--- Begin ---

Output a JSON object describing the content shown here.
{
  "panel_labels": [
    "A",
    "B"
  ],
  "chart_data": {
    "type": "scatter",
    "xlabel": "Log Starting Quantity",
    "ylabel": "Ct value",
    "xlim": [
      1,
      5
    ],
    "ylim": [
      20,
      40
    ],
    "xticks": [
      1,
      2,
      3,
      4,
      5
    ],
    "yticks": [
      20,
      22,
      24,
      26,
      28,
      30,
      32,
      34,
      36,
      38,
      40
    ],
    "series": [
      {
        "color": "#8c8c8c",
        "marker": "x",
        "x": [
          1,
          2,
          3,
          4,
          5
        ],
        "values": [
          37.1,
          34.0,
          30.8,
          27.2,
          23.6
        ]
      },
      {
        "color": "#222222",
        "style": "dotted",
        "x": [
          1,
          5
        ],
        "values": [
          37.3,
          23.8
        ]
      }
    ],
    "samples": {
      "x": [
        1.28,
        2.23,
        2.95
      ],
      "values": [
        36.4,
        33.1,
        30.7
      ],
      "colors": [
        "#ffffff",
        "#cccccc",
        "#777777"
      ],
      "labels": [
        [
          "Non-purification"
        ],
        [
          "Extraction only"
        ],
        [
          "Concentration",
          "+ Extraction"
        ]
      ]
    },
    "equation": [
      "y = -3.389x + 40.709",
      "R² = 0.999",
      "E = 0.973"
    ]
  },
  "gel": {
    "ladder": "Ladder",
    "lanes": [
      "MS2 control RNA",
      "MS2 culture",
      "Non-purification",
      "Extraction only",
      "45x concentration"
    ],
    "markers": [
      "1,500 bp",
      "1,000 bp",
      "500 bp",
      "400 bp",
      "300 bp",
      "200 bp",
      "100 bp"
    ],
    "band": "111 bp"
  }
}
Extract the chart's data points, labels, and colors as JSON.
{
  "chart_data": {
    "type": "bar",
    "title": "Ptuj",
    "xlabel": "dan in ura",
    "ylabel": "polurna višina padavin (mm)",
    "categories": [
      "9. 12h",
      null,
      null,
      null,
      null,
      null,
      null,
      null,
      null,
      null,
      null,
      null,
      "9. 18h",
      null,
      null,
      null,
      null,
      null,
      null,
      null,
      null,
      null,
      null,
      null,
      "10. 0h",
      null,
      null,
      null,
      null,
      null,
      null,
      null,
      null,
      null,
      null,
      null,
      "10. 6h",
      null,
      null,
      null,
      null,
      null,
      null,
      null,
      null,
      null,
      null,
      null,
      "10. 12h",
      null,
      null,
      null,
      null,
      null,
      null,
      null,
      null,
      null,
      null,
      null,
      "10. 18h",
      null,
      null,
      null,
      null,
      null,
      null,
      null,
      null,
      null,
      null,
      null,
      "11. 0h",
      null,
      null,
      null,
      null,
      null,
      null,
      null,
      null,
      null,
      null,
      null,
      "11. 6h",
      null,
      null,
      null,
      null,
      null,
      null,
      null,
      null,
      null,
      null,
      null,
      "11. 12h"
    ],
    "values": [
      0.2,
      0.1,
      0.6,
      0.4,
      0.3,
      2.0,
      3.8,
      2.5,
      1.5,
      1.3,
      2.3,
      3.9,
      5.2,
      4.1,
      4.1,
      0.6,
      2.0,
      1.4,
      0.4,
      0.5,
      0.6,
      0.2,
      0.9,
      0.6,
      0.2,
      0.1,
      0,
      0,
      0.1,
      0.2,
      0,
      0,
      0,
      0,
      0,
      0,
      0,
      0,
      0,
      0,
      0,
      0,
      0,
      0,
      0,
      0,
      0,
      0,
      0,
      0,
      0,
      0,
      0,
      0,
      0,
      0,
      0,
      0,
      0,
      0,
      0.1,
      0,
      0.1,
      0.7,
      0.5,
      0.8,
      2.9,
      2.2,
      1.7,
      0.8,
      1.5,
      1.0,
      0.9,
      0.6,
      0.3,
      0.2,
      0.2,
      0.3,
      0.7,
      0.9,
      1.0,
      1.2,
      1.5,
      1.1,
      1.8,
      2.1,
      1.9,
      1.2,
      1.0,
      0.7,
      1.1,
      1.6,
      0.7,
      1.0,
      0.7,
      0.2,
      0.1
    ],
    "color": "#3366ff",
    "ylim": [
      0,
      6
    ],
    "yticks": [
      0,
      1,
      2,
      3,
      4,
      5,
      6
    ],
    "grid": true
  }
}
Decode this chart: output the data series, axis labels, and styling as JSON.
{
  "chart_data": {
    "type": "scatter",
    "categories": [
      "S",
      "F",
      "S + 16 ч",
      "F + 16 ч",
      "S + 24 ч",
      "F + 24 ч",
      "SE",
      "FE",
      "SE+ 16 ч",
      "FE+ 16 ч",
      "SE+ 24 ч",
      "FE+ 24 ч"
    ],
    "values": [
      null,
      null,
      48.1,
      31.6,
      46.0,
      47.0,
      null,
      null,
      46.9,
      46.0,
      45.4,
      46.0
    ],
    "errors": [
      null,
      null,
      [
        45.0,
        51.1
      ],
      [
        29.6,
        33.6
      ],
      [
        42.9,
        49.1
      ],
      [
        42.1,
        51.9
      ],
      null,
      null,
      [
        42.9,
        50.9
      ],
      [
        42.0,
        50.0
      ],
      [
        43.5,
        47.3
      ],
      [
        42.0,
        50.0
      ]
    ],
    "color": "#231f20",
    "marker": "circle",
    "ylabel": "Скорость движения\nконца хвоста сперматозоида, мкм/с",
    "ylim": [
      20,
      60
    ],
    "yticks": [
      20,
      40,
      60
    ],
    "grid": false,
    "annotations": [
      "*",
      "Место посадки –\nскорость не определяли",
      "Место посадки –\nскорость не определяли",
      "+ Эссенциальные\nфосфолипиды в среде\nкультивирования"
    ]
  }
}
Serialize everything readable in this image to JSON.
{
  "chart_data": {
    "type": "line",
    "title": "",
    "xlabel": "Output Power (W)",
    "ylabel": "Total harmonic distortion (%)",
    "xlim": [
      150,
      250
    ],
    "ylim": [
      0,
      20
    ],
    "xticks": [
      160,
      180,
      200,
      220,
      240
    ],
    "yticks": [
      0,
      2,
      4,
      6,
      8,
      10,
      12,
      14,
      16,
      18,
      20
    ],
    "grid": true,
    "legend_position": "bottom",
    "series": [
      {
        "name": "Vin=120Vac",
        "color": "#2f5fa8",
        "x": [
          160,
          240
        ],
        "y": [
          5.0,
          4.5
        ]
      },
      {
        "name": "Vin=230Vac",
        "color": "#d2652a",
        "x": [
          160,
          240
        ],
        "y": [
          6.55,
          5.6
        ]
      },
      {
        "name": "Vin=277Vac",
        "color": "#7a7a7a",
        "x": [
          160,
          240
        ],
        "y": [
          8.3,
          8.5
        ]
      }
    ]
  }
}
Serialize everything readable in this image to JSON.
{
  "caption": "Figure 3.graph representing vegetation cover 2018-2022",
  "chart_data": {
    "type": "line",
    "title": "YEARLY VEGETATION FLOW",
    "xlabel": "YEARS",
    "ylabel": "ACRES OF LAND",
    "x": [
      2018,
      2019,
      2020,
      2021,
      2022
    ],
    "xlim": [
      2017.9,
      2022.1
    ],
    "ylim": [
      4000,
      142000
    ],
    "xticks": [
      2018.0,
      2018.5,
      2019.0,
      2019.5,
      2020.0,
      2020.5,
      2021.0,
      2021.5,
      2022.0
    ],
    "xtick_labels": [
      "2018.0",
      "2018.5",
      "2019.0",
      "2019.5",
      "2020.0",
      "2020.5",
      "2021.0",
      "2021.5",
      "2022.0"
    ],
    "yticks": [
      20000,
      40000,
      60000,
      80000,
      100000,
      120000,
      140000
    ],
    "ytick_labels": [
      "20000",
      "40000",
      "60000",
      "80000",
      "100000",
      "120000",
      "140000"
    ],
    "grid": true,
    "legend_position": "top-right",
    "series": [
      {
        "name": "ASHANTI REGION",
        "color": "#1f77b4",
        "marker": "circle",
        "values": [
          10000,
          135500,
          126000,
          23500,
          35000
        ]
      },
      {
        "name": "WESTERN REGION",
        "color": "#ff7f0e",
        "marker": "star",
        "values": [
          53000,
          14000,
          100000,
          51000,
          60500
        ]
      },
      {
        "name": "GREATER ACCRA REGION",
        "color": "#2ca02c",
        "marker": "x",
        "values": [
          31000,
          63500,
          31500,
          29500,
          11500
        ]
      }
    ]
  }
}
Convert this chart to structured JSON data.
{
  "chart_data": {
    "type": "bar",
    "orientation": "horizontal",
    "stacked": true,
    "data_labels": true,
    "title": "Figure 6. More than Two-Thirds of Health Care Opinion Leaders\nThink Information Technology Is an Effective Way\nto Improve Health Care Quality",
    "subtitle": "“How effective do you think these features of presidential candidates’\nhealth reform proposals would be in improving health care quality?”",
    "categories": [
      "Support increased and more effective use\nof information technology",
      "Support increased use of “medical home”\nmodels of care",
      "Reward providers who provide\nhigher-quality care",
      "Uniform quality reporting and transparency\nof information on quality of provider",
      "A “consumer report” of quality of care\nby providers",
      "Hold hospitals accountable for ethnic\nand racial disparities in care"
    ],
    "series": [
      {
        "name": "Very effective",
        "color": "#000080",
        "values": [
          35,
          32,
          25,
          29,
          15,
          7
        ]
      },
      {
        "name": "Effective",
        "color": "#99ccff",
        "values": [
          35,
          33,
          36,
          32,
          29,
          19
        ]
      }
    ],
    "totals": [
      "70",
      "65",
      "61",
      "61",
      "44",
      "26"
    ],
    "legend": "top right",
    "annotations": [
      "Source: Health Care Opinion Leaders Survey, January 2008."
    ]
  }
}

--- End ---

▶ **What you are asked to do**: Which lines of the data above contain "purification"? Copy each one.

▶ **Result for this task**:
          "Non-purification"
      "Non-purification",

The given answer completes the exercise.